## Instruction
Select all lines holding the word "caption" from the entries that follow.
[Start of Records for this task]
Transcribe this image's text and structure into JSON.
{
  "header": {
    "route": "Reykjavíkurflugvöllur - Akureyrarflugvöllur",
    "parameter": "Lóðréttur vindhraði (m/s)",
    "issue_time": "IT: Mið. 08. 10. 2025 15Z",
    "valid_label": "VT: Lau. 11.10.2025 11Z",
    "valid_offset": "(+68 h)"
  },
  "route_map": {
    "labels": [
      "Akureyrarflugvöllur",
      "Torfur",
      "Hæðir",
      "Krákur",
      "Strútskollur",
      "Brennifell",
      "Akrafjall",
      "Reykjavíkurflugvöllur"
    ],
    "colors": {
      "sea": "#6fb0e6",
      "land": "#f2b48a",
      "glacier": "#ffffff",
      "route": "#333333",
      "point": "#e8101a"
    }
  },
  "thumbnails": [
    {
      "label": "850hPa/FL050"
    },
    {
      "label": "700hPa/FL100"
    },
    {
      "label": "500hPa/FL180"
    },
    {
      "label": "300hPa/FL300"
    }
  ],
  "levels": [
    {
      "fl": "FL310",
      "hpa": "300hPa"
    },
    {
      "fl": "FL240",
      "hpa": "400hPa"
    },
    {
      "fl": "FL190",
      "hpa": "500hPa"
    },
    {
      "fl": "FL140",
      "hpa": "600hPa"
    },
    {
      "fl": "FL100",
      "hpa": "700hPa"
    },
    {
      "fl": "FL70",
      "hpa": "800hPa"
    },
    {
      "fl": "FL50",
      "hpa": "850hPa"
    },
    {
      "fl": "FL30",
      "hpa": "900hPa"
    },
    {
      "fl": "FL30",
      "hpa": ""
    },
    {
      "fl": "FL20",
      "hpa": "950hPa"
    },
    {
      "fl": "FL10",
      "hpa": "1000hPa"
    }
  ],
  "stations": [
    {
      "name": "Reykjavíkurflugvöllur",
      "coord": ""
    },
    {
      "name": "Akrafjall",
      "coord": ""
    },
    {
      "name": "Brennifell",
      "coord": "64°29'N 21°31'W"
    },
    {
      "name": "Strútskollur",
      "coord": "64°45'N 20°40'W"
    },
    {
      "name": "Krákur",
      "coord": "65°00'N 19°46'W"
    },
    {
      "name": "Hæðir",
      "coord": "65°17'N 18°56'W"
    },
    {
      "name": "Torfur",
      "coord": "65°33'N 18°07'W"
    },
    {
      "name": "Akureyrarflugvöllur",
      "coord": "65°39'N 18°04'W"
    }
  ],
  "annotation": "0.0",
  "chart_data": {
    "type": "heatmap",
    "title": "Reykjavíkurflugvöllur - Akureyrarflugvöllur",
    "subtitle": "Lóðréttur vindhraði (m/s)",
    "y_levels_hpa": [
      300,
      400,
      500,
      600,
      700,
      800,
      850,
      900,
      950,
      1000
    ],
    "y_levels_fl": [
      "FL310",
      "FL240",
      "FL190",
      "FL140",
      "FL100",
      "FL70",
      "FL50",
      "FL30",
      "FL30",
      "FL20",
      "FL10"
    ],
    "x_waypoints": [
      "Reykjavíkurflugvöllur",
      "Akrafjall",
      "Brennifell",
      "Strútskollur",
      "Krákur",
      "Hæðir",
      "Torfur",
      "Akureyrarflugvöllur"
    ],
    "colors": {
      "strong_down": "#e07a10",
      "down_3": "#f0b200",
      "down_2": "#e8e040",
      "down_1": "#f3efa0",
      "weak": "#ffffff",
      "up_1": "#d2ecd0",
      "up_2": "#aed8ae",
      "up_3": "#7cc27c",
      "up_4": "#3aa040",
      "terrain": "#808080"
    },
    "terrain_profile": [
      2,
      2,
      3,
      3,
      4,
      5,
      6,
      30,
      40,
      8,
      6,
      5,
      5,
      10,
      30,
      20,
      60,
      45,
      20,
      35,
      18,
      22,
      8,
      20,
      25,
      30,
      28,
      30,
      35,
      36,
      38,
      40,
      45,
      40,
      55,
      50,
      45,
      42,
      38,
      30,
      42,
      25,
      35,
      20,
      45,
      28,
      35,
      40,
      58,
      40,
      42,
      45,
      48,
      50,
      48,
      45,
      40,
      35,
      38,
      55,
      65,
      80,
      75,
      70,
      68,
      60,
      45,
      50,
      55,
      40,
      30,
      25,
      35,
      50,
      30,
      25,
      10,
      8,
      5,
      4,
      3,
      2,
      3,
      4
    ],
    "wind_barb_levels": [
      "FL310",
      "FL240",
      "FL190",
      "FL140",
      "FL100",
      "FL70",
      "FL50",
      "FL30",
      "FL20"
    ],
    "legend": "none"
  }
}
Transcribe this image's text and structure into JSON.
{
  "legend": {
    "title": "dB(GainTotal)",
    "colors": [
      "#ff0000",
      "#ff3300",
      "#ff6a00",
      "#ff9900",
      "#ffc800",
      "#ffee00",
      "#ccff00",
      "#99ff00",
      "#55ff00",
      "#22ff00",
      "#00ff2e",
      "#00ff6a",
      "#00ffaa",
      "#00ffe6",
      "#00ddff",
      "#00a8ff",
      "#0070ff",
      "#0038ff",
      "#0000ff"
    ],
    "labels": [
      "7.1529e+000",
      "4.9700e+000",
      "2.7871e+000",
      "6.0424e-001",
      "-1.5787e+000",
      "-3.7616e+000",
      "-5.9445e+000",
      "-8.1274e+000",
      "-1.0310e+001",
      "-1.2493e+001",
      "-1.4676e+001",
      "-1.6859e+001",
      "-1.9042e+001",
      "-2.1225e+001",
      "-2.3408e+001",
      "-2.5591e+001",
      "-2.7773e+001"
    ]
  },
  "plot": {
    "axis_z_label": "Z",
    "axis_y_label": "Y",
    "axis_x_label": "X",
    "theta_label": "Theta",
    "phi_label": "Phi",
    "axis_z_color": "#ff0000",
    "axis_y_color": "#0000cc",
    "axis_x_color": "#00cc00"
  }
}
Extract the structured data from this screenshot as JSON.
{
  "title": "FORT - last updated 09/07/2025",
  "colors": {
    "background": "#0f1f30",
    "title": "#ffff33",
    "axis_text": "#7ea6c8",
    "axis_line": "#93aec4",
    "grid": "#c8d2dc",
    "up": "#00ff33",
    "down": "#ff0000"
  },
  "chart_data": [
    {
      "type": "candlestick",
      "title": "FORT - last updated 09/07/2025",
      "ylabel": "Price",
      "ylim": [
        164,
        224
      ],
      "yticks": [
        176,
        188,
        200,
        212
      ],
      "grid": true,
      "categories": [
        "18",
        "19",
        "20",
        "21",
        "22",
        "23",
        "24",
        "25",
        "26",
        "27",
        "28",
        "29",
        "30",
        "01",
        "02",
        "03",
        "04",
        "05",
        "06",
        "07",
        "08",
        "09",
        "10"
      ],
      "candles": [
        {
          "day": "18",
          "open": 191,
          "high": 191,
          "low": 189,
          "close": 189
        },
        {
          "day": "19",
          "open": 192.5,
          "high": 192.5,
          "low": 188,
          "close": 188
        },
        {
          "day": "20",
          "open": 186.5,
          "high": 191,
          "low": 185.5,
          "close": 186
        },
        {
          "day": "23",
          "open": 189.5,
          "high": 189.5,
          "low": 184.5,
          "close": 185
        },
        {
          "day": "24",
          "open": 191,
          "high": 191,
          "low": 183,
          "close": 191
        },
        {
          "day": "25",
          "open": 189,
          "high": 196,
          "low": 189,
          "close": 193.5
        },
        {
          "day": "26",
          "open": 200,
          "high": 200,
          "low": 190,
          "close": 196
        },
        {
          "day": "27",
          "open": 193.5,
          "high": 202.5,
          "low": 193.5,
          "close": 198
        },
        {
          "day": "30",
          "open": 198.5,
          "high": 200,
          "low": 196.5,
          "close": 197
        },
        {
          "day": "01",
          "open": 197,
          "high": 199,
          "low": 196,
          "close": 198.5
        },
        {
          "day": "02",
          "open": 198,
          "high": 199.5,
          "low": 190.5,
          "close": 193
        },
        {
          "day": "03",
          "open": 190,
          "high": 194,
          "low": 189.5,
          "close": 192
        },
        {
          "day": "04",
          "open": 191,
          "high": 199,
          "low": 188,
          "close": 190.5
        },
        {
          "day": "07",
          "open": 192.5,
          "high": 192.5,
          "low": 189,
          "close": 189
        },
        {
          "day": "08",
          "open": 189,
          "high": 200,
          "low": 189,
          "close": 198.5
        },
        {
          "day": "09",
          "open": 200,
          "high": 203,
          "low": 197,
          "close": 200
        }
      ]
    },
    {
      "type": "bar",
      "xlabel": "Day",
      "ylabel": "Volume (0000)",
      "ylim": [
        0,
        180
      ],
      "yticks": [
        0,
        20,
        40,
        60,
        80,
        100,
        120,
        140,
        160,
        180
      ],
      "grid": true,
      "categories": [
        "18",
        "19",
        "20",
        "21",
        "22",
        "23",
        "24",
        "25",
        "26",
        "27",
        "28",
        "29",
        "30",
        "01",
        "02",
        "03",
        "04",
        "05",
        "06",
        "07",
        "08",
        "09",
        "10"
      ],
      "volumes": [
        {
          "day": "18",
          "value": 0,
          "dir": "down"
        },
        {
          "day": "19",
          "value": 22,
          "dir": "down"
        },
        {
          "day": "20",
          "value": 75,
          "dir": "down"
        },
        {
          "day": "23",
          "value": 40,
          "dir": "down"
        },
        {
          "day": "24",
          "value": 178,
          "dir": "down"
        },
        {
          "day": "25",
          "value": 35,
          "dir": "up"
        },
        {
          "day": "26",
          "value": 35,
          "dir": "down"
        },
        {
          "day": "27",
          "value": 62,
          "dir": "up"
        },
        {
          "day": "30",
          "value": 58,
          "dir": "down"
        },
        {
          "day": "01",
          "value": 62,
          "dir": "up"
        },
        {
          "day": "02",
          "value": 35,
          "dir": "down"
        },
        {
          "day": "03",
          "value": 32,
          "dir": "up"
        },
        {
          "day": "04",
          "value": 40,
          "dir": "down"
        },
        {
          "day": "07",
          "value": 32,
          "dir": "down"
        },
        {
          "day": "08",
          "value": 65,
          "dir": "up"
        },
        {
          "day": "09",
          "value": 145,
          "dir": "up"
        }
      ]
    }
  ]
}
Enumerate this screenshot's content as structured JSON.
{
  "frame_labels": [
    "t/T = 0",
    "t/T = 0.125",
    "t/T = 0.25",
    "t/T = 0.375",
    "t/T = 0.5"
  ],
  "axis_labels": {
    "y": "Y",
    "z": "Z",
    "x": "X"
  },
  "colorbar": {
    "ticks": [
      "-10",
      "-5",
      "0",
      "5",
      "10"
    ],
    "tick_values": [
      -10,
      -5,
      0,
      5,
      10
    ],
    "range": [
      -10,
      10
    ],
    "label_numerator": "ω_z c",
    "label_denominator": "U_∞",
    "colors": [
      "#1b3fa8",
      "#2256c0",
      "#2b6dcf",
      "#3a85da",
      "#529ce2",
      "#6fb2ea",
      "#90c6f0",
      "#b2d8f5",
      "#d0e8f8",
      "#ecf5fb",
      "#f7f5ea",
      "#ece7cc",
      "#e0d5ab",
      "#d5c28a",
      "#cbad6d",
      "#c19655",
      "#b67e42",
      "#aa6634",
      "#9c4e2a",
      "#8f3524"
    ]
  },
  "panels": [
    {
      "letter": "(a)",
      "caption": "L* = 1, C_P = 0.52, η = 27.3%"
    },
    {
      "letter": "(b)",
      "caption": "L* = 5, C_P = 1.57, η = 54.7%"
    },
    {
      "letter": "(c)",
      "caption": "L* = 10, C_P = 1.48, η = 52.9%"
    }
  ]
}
[End of Records for this task]
## Solution to the problem
      "caption": "L* = 1, C_P = 0.52, η = 27.3%"
      "caption": "L* = 5, C_P = 1.57, η = 54.7%"
      "caption": "L* = 10, C_P = 1.48, η = 52.9%"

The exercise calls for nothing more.